> Written task: Wherever the string "content" appears in the listing, copy that line.

Entries from a visual dataset

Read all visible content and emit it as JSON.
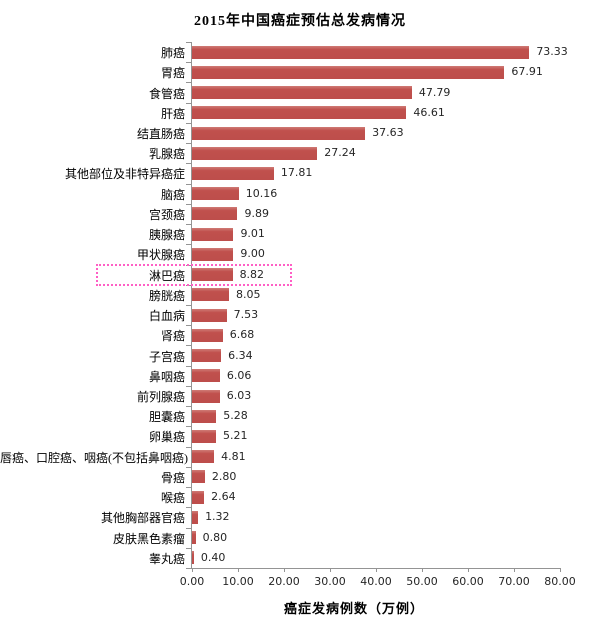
{
  "chart_data": {
    "type": "bar",
    "orientation": "horizontal",
    "title": "2015年中国癌症预估总发病情况",
    "xlabel": "癌症发病例数（万例）",
    "categories": [
      "肺癌",
      "胃癌",
      "食管癌",
      "肝癌",
      "结直肠癌",
      "乳腺癌",
      "其他部位及非特异癌症",
      "脑癌",
      "宫颈癌",
      "胰腺癌",
      "甲状腺癌",
      "淋巴癌",
      "膀胱癌",
      "白血病",
      "肾癌",
      "子宫癌",
      "鼻咽癌",
      "前列腺癌",
      "胆囊癌",
      "卵巢癌",
      "唇癌、口腔癌、咽癌(不包括鼻咽癌)",
      "骨癌",
      "喉癌",
      "其他胸部器官癌",
      "皮肤黑色素瘤",
      "睾丸癌"
    ],
    "values": [
      73.33,
      67.91,
      47.79,
      46.61,
      37.63,
      27.24,
      17.81,
      10.16,
      9.89,
      9.01,
      9.0,
      8.82,
      8.05,
      7.53,
      6.68,
      6.34,
      6.06,
      6.03,
      5.28,
      5.21,
      4.81,
      2.8,
      2.64,
      1.32,
      0.8,
      0.4
    ],
    "value_labels": [
      "73.33",
      "67.91",
      "47.79",
      "46.61",
      "37.63",
      "27.24",
      "17.81",
      "10.16",
      "9.89",
      "9.01",
      "9.00",
      "8.82",
      "8.05",
      "7.53",
      "6.68",
      "6.34",
      "6.06",
      "6.03",
      "5.28",
      "5.21",
      "4.81",
      "2.80",
      "2.64",
      "1.32",
      "0.80",
      "0.40"
    ],
    "x_ticks": [
      "0.00",
      "10.00",
      "20.00",
      "30.00",
      "40.00",
      "50.00",
      "60.00",
      "70.00",
      "80.00"
    ],
    "xlim": [
      0,
      80
    ],
    "grid": false,
    "legend": false,
    "bar_color": "#c0504d",
    "axis_color": "#949494",
    "highlight": {
      "category": "淋巴癌",
      "value": 8.82,
      "index": 11,
      "box_color": "#ff5fc5",
      "box_style": "dotted"
    }
  }
}
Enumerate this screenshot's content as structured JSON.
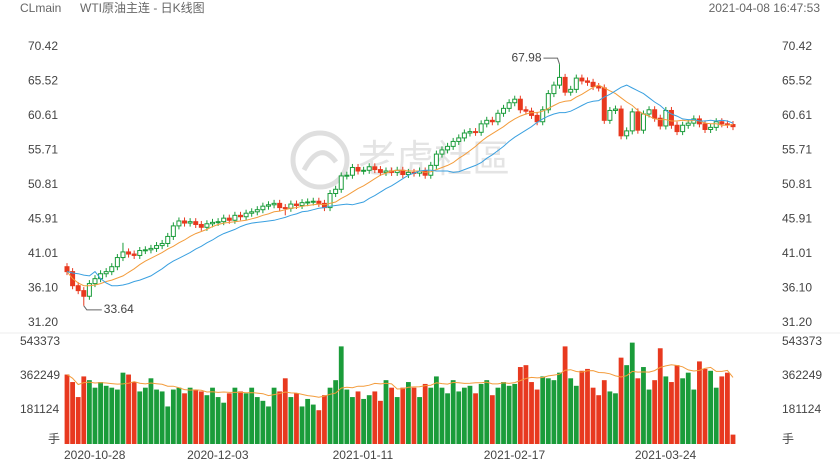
{
  "chart_data": {
    "type": "candlestick",
    "symbol": "CLmain",
    "title": "WTI原油主连 - 日K线图",
    "timestamp": "2021-04-08 16:47:53",
    "watermark": "老虎社區",
    "categories": [
      "2020-10-28",
      null,
      null,
      null,
      null,
      null,
      null,
      null,
      null,
      null,
      null,
      null,
      null,
      null,
      null,
      null,
      null,
      null,
      null,
      null,
      null,
      null,
      "2020-12-03",
      null,
      null,
      null,
      null,
      null,
      null,
      null,
      null,
      null,
      null,
      null,
      null,
      null,
      null,
      null,
      null,
      null,
      null,
      null,
      null,
      null,
      null,
      null,
      null,
      null,
      "2021-01-11",
      null,
      null,
      null,
      null,
      null,
      null,
      null,
      null,
      null,
      null,
      null,
      null,
      null,
      null,
      null,
      null,
      null,
      null,
      null,
      null,
      null,
      null,
      null,
      null,
      null,
      null,
      "2021-02-17",
      null,
      null,
      null,
      null,
      null,
      null,
      null,
      null,
      null,
      null,
      null,
      null,
      null,
      null,
      null,
      null,
      null,
      null,
      null,
      null,
      null,
      null,
      null,
      null,
      null,
      null,
      "2021-03-24",
      null,
      null,
      null,
      null,
      null,
      null,
      null,
      null,
      null,
      null,
      null,
      null,
      null,
      null,
      null,
      null,
      null
    ],
    "open": [
      39.2,
      38.5,
      36.5,
      35.8,
      35.0,
      36.8,
      37.5,
      38.2,
      38.5,
      39.2,
      40.5,
      41.3,
      41.0,
      40.8,
      41.5,
      41.6,
      41.8,
      42.2,
      42.5,
      43.5,
      45.0,
      45.7,
      45.4,
      45.6,
      45.2,
      44.8,
      45.3,
      45.5,
      45.6,
      46.1,
      45.8,
      46.5,
      46.3,
      46.8,
      47.0,
      47.3,
      47.8,
      48.0,
      48.2,
      47.6,
      47.5,
      48.1,
      47.9,
      48.3,
      48.4,
      48.5,
      48.2,
      47.6,
      49.6,
      50.2,
      52.1,
      52.2,
      53.3,
      52.8,
      52.9,
      53.4,
      53.0,
      52.6,
      52.8,
      52.6,
      52.9,
      52.3,
      52.6,
      52.5,
      52.8,
      52.2,
      53.6,
      55.2,
      55.8,
      56.3,
      57.0,
      57.5,
      58.2,
      58.4,
      58.3,
      59.5,
      60.0,
      59.8,
      61.0,
      61.7,
      62.5,
      63.0,
      61.5,
      61.3,
      60.7,
      59.8,
      61.5,
      63.8,
      65.0,
      66.1,
      64.0,
      64.4,
      66.0,
      65.6,
      65.4,
      64.8,
      64.6,
      60.0,
      61.4,
      61.6,
      57.8,
      58.5,
      61.2,
      58.6,
      60.9,
      61.5,
      60.3,
      59.2,
      61.4,
      59.3,
      58.4,
      59.3,
      59.6,
      60.2,
      59.5,
      58.7,
      59.0,
      59.8,
      59.5,
      59.4
    ],
    "high": [
      39.7,
      39.0,
      37.0,
      36.3,
      37.3,
      38.0,
      38.7,
      39.0,
      39.7,
      41.0,
      42.6,
      41.8,
      41.5,
      42.0,
      42.1,
      42.3,
      42.7,
      43.0,
      44.0,
      45.5,
      46.2,
      46.2,
      46.1,
      46.1,
      45.7,
      45.8,
      46.0,
      46.1,
      46.6,
      46.6,
      47.0,
      47.0,
      47.3,
      47.5,
      47.8,
      48.3,
      48.5,
      48.7,
      48.7,
      48.1,
      48.6,
      48.6,
      48.8,
      48.9,
      49.0,
      49.0,
      48.7,
      50.1,
      50.7,
      52.6,
      52.7,
      53.8,
      53.8,
      53.4,
      53.9,
      53.9,
      53.5,
      53.3,
      53.3,
      53.4,
      53.4,
      53.1,
      53.1,
      53.3,
      53.3,
      54.1,
      55.7,
      56.3,
      56.8,
      57.5,
      58.0,
      58.7,
      58.9,
      58.9,
      60.0,
      60.5,
      60.5,
      61.5,
      62.2,
      63.0,
      63.5,
      63.5,
      62.0,
      61.8,
      61.2,
      62.0,
      64.3,
      65.5,
      67.98,
      66.6,
      64.9,
      66.5,
      66.5,
      66.1,
      65.9,
      65.3,
      65.1,
      61.9,
      62.1,
      62.1,
      59.0,
      61.7,
      61.7,
      61.4,
      62.0,
      62.0,
      60.8,
      61.9,
      61.9,
      59.8,
      59.8,
      60.1,
      60.7,
      60.7,
      60.0,
      59.5,
      60.3,
      60.3,
      60.0,
      59.9
    ],
    "low": [
      38.0,
      36.0,
      35.3,
      33.64,
      34.5,
      36.3,
      37.0,
      37.7,
      38.0,
      38.7,
      40.0,
      40.5,
      40.3,
      40.3,
      41.0,
      41.1,
      41.3,
      41.7,
      42.0,
      43.0,
      44.5,
      44.9,
      44.9,
      44.7,
      44.3,
      44.3,
      44.8,
      45.0,
      45.1,
      45.3,
      45.3,
      45.8,
      45.8,
      46.3,
      46.5,
      46.8,
      47.3,
      47.5,
      47.1,
      46.5,
      47.0,
      47.4,
      47.4,
      47.8,
      47.9,
      47.7,
      47.1,
      47.1,
      49.1,
      49.7,
      51.6,
      51.7,
      52.3,
      52.3,
      52.4,
      52.5,
      52.1,
      52.1,
      52.1,
      52.1,
      51.8,
      51.8,
      52.0,
      52.0,
      51.7,
      51.7,
      53.1,
      54.7,
      55.3,
      55.8,
      56.5,
      57.0,
      57.7,
      57.8,
      57.8,
      59.0,
      59.3,
      59.3,
      60.5,
      61.2,
      62.0,
      61.0,
      60.8,
      60.2,
      59.3,
      59.3,
      61.0,
      63.3,
      64.5,
      63.5,
      63.5,
      63.9,
      65.1,
      64.9,
      64.3,
      64.1,
      59.5,
      59.5,
      60.9,
      57.3,
      57.3,
      58.0,
      58.1,
      58.1,
      60.4,
      59.8,
      58.7,
      58.7,
      58.8,
      57.9,
      57.9,
      58.8,
      59.1,
      59.0,
      58.2,
      58.2,
      58.5,
      59.0,
      58.9,
      58.6
    ],
    "close": [
      38.5,
      36.5,
      35.8,
      35.0,
      36.8,
      37.5,
      38.2,
      38.5,
      39.2,
      40.5,
      41.3,
      41.0,
      40.8,
      41.5,
      41.6,
      41.8,
      42.2,
      42.5,
      43.5,
      45.0,
      45.7,
      45.4,
      45.6,
      45.2,
      44.8,
      45.3,
      45.5,
      45.6,
      46.1,
      45.8,
      46.5,
      46.3,
      46.8,
      47.0,
      47.3,
      47.8,
      48.0,
      48.2,
      47.6,
      47.5,
      48.1,
      47.9,
      48.3,
      48.4,
      48.5,
      48.2,
      47.6,
      49.6,
      50.2,
      52.1,
      52.2,
      53.3,
      52.8,
      52.9,
      53.4,
      53.0,
      52.6,
      52.8,
      52.6,
      52.9,
      52.3,
      52.6,
      52.5,
      52.8,
      52.2,
      53.6,
      55.2,
      55.8,
      56.3,
      57.0,
      57.5,
      58.2,
      58.4,
      58.3,
      59.5,
      60.0,
      59.8,
      61.0,
      61.7,
      62.5,
      63.0,
      61.5,
      61.3,
      60.7,
      59.8,
      61.5,
      63.8,
      65.0,
      66.1,
      64.0,
      64.4,
      66.0,
      65.6,
      65.4,
      64.8,
      64.6,
      60.0,
      61.4,
      61.6,
      57.8,
      58.5,
      61.2,
      58.6,
      60.9,
      61.5,
      60.3,
      59.2,
      61.4,
      59.3,
      58.4,
      59.3,
      59.6,
      60.2,
      59.5,
      58.7,
      59.0,
      59.8,
      59.5,
      59.4,
      59.1
    ],
    "up_color": "#1a9c3a",
    "down_color": "#e8391f",
    "ylim": [
      31.2,
      70.42
    ],
    "yticks": [
      {
        "value": 31.2,
        "label": "31.20"
      },
      {
        "value": 36.1,
        "label": "36.10"
      },
      41.01,
      45.91,
      50.81,
      55.71,
      60.61,
      65.52,
      70.42
    ],
    "grid": false,
    "ma_lines": [
      {
        "color": "#f39c3c",
        "values": [
          38.5,
          37.5,
          36.9,
          36.5,
          36.5,
          36.6,
          36.8,
          37.1,
          37.3,
          37.6,
          37.9,
          38.4,
          38.9,
          39.5,
          40.0,
          40.4,
          40.8,
          41.2,
          41.7,
          42.1,
          42.6,
          43.0,
          43.5,
          43.9,
          44.2,
          44.5,
          44.9,
          45.2,
          45.4,
          45.5,
          45.6,
          45.7,
          45.8,
          46.0,
          46.2,
          46.5,
          46.7,
          47.0,
          47.1,
          47.3,
          47.5,
          47.6,
          47.8,
          47.9,
          48.0,
          48.1,
          48.0,
          48.2,
          48.4,
          48.9,
          49.3,
          49.8,
          50.3,
          50.7,
          51.2,
          51.7,
          52.2,
          52.5,
          52.8,
          52.9,
          52.9,
          52.8,
          52.8,
          52.8,
          52.6,
          52.7,
          53.0,
          53.3,
          53.6,
          54.0,
          54.6,
          55.1,
          55.7,
          56.3,
          57.0,
          57.6,
          58.1,
          58.6,
          59.1,
          59.7,
          60.2,
          60.6,
          60.9,
          61.1,
          61.1,
          61.3,
          61.7,
          62.1,
          62.5,
          62.7,
          62.8,
          63.3,
          63.7,
          64.2,
          64.7,
          65.0,
          64.6,
          64.2,
          63.8,
          63.2,
          62.6,
          62.1,
          61.4,
          60.9,
          60.6,
          60.2,
          60.1,
          60.1,
          59.9,
          59.9,
          60.0,
          59.9,
          60.0,
          59.9,
          59.6,
          59.5,
          59.5,
          59.3,
          59.3,
          59.4
        ]
      },
      {
        "color": "#3aa0e0",
        "values": [
          38.5,
          38.3,
          38.2,
          38.0,
          37.9,
          38.5,
          37.5,
          36.9,
          36.5,
          36.5,
          36.6,
          36.8,
          37.1,
          37.3,
          37.6,
          37.9,
          38.4,
          38.9,
          39.5,
          40.0,
          40.4,
          40.8,
          41.2,
          41.7,
          42.1,
          42.6,
          43.0,
          43.5,
          43.9,
          44.2,
          44.5,
          44.9,
          45.2,
          45.4,
          45.5,
          45.6,
          45.7,
          45.8,
          46.0,
          46.2,
          46.5,
          46.7,
          47.0,
          47.1,
          47.3,
          47.5,
          47.6,
          47.8,
          47.9,
          48.0,
          48.1,
          48.0,
          48.2,
          48.4,
          48.9,
          49.3,
          49.8,
          50.3,
          50.7,
          51.2,
          51.7,
          52.2,
          52.5,
          52.8,
          52.9,
          52.9,
          52.8,
          52.8,
          52.8,
          52.6,
          52.7,
          53.0,
          53.3,
          53.6,
          54.0,
          54.6,
          55.1,
          55.7,
          56.3,
          57.0,
          57.6,
          58.1,
          58.6,
          59.1,
          59.7,
          60.2,
          60.6,
          60.9,
          61.1,
          61.1,
          61.3,
          61.7,
          62.1,
          62.5,
          62.7,
          62.8,
          63.3,
          63.7,
          64.2,
          64.7,
          65.0,
          64.6,
          64.2,
          63.8,
          63.2,
          62.6,
          62.1,
          61.4,
          60.9,
          60.6,
          60.2,
          60.1,
          60.1,
          59.9,
          59.9,
          60.0,
          59.9,
          60.0,
          59.9,
          59.6
        ]
      }
    ],
    "volume": {
      "values": [
        370000,
        330000,
        250000,
        360000,
        340000,
        300000,
        330000,
        310000,
        300000,
        290000,
        380000,
        370000,
        330000,
        280000,
        300000,
        350000,
        290000,
        280000,
        200000,
        290000,
        300000,
        270000,
        300000,
        290000,
        280000,
        260000,
        300000,
        250000,
        220000,
        270000,
        300000,
        280000,
        270000,
        300000,
        250000,
        230000,
        200000,
        300000,
        280000,
        350000,
        250000,
        270000,
        200000,
        240000,
        210000,
        180000,
        260000,
        300000,
        340000,
        520000,
        290000,
        250000,
        280000,
        240000,
        260000,
        280000,
        230000,
        340000,
        300000,
        250000,
        300000,
        330000,
        300000,
        250000,
        320000,
        300000,
        360000,
        300000,
        270000,
        340000,
        280000,
        300000,
        310000,
        270000,
        320000,
        340000,
        260000,
        300000,
        330000,
        310000,
        320000,
        410000,
        420000,
        330000,
        290000,
        360000,
        350000,
        340000,
        380000,
        520000,
        350000,
        310000,
        390000,
        400000,
        300000,
        260000,
        340000,
        280000,
        270000,
        460000,
        420000,
        540000,
        350000,
        410000,
        290000,
        340000,
        510000,
        360000,
        330000,
        420000,
        350000,
        380000,
        290000,
        440000,
        400000,
        390000,
        300000,
        360000,
        380000,
        50000
      ],
      "ylim": [
        0,
        543373
      ],
      "yticks": [
        181124,
        362249,
        543373
      ],
      "unit": "手",
      "ma_lines": [
        {
          "color": "#f39c3c",
          "values": [
            370000,
            350000,
            317000,
            327000,
            330000,
            325000,
            327000,
            325000,
            322000,
            319000,
            320000,
            324000,
            332000,
            324000,
            320000,
            325000,
            321000,
            318000,
            308000,
            308000,
            300000,
            290000,
            287000,
            288000,
            286000,
            277000,
            278000,
            275000,
            277000,
            275000,
            275000,
            276000,
            273000,
            274000,
            271000,
            268000,
            258000,
            263000,
            269000,
            277000,
            272000,
            271000,
            264000,
            258000,
            254000,
            249000,
            255000,
            265000,
            271000,
            298000,
            302000,
            300000,
            308000,
            308000,
            313000,
            323000,
            320000,
            324000,
            320000,
            293000,
            294000,
            302000,
            304000,
            305000,
            311000,
            313000,
            326000,
            322000,
            319000,
            328000,
            326000,
            323000,
            324000,
            326000,
            326000,
            330000,
            320000,
            320000,
            326000,
            323000,
            327000,
            338000,
            349000,
            355000,
            352000,
            354000,
            363000,
            367000,
            372000,
            393000,
            396000,
            386000,
            383000,
            390000,
            391000,
            381000,
            380000,
            374000,
            363000,
            357000,
            364000,
            387000,
            383000,
            384000,
            383000,
            391000,
            408000,
            416000,
            422000,
            418000,
            411000,
            395000,
            389000,
            392000,
            403000,
            408000,
            387000,
            387000,
            392000,
            355000
          ]
        }
      ]
    }
  }
}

> Right answer:
Read all visible content and emit it as JSON.
Enumerate this screenshot's content as structured JSON.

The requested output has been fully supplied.